▸ GIVEN PROBLEM
Type out all the records word for word. Any pictures are to be left out.

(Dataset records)
□ □ □ □ □ □ □
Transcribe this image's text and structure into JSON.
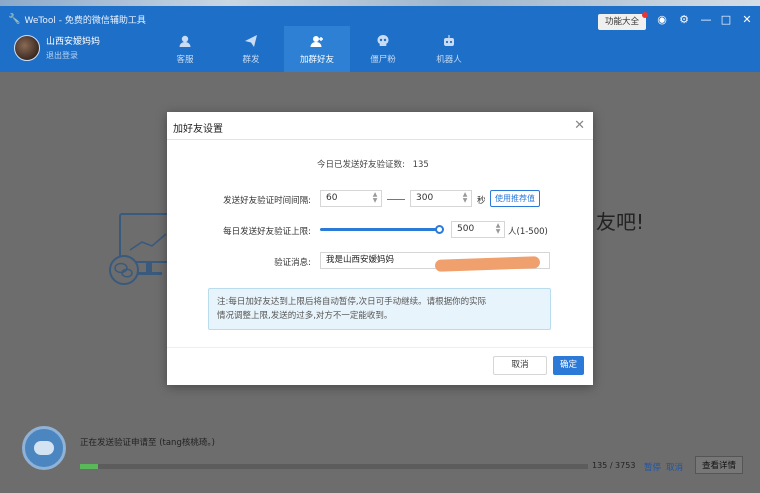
{
  "window": {
    "title": "WeTool - 免费的微信辅助工具",
    "functions_button": "功能大全"
  },
  "profile": {
    "name": "山西安嫒妈妈",
    "logout": "退出登录"
  },
  "nav": {
    "items": [
      {
        "label": "客服",
        "icon": "customer-service-icon"
      },
      {
        "label": "群发",
        "icon": "send-icon"
      },
      {
        "label": "加群好友",
        "icon": "add-friend-icon"
      },
      {
        "label": "僵尸粉",
        "icon": "skull-icon"
      },
      {
        "label": "机器人",
        "icon": "robot-icon"
      }
    ],
    "active_index": 2
  },
  "background": {
    "partial_text": "友吧!"
  },
  "modal": {
    "title": "加好友设置",
    "today_sent_label": "今日已发送好友验证数:",
    "today_sent_value": "135",
    "interval_label": "发送好友验证时间间隔:",
    "interval_min": "60",
    "interval_max": "300",
    "interval_unit": "秒",
    "recommend_button": "使用推荐值",
    "daily_limit_label": "每日发送好友验证上限:",
    "daily_limit_value": "500",
    "daily_limit_unit": "人(1-500)",
    "message_label": "验证消息:",
    "message_value": "我是山西安嫒妈妈",
    "note_line1": "注:每日加好友达到上限后将自动暂停,次日可手动继续。请根据你的实际",
    "note_line2": "情况调整上限,发送的过多,对方不一定能收到。",
    "cancel_button": "取消",
    "ok_button": "确定"
  },
  "status": {
    "text": "正在发送验证申请至 (tang核桃琦。)",
    "progress_current": 135,
    "progress_total": 3753,
    "count_text": "135 / 3753",
    "pause_link": "暂停",
    "cancel_link": "取消",
    "detail_button": "查看详情"
  },
  "colors": {
    "brand_blue": "#1e6fc7",
    "accent_blue": "#2b7ad8",
    "progress_green": "#5ab85a",
    "redaction_orange": "#f0a06d"
  }
}
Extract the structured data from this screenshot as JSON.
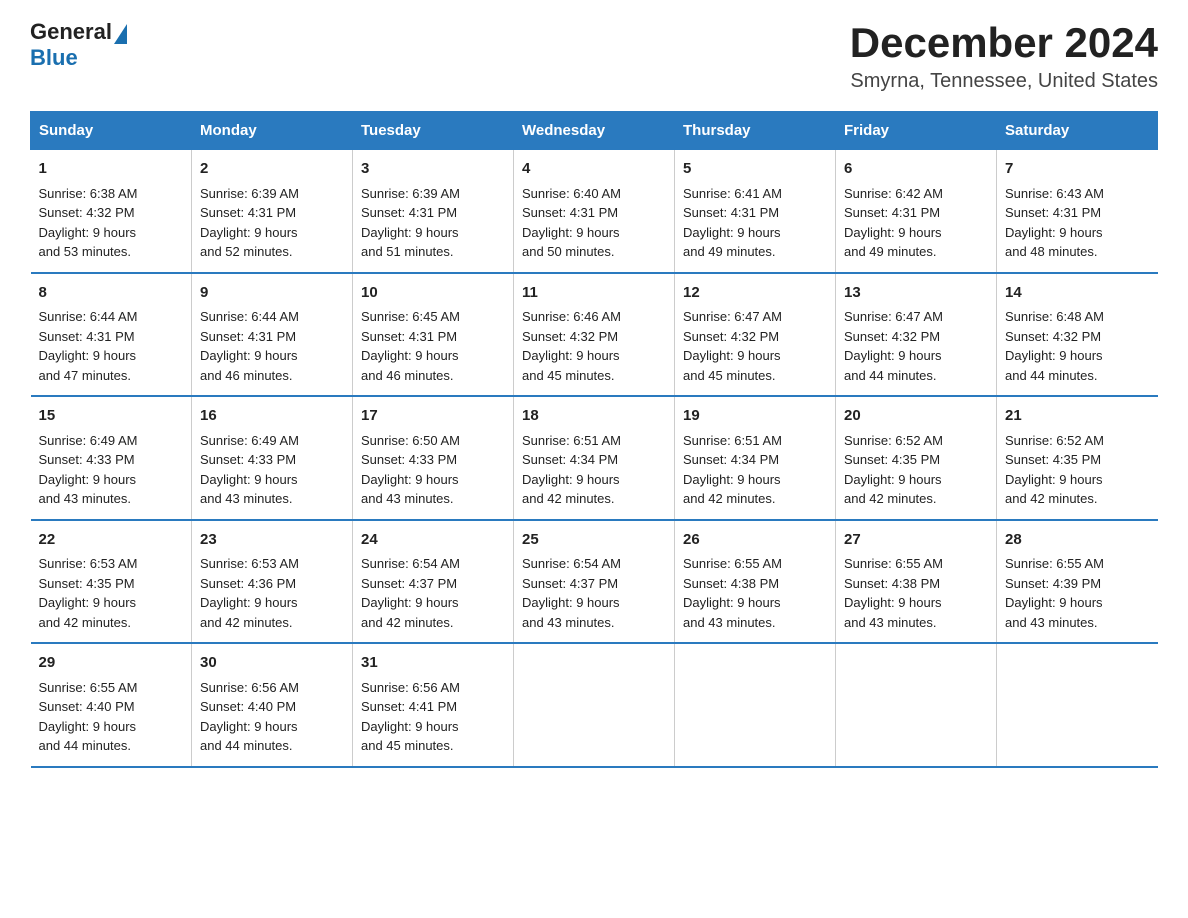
□ □ □ □ □ □ □
▸ ANSWER TO THE EXERCISE
Transcribe this image's text and structure into JSON.
{
  "window": {
    "title": "WeTool - 免费的微信辅助工具",
    "functions_button": "功能大全"
  },
  "profile": {
    "name": "山西安嫒妈妈",
    "logout": "退出登录"
  },
  "nav": {
    "items": [
      {
        "label": "客服",
        "icon": "customer-service-icon"
      },
      {
        "label": "群发",
        "icon": "send-icon"
      },
      {
        "label": "加群好友",
        "icon": "add-friend-icon"
      },
      {
        "label": "僵尸粉",
        "icon": "skull-icon"
      },
      {
        "label": "机器人",
        "icon": "robot-icon"
      }
    ],
    "active_index": 2
  },
  "background": {
    "partial_text": "友吧!"
  },
  "modal": {
    "title": "加好友设置",
    "today_sent_label": "今日已发送好友验证数:",
    "today_sent_value": "135",
    "interval_label": "发送好友验证时间间隔:",
    "interval_min": "60",
    "interval_max": "300",
    "interval_unit": "秒",
    "recommend_button": "使用推荐值",
    "daily_limit_label": "每日发送好友验证上限:",
    "daily_limit_value": "500",
    "daily_limit_unit": "人(1-500)",
    "message_label": "验证消息:",
    "message_value": "我是山西安嫒妈妈",
    "note_line1": "注:每日加好友达到上限后将自动暂停,次日可手动继续。请根据你的实际",
    "note_line2": "情况调整上限,发送的过多,对方不一定能收到。",
    "cancel_button": "取消",
    "ok_button": "确定"
  },
  "status": {
    "text": "正在发送验证申请至 (tang核桃琦。)",
    "progress_current": 135,
    "progress_total": 3753,
    "count_text": "135 / 3753",
    "pause_link": "暂停",
    "cancel_link": "取消",
    "detail_button": "查看详情"
  },
  "colors": {
    "brand_blue": "#1e6fc7",
    "accent_blue": "#2b7ad8",
    "progress_green": "#5ab85a",
    "redaction_orange": "#f0a06d"
  }
}
Extract the structured data from this screenshot as JSON.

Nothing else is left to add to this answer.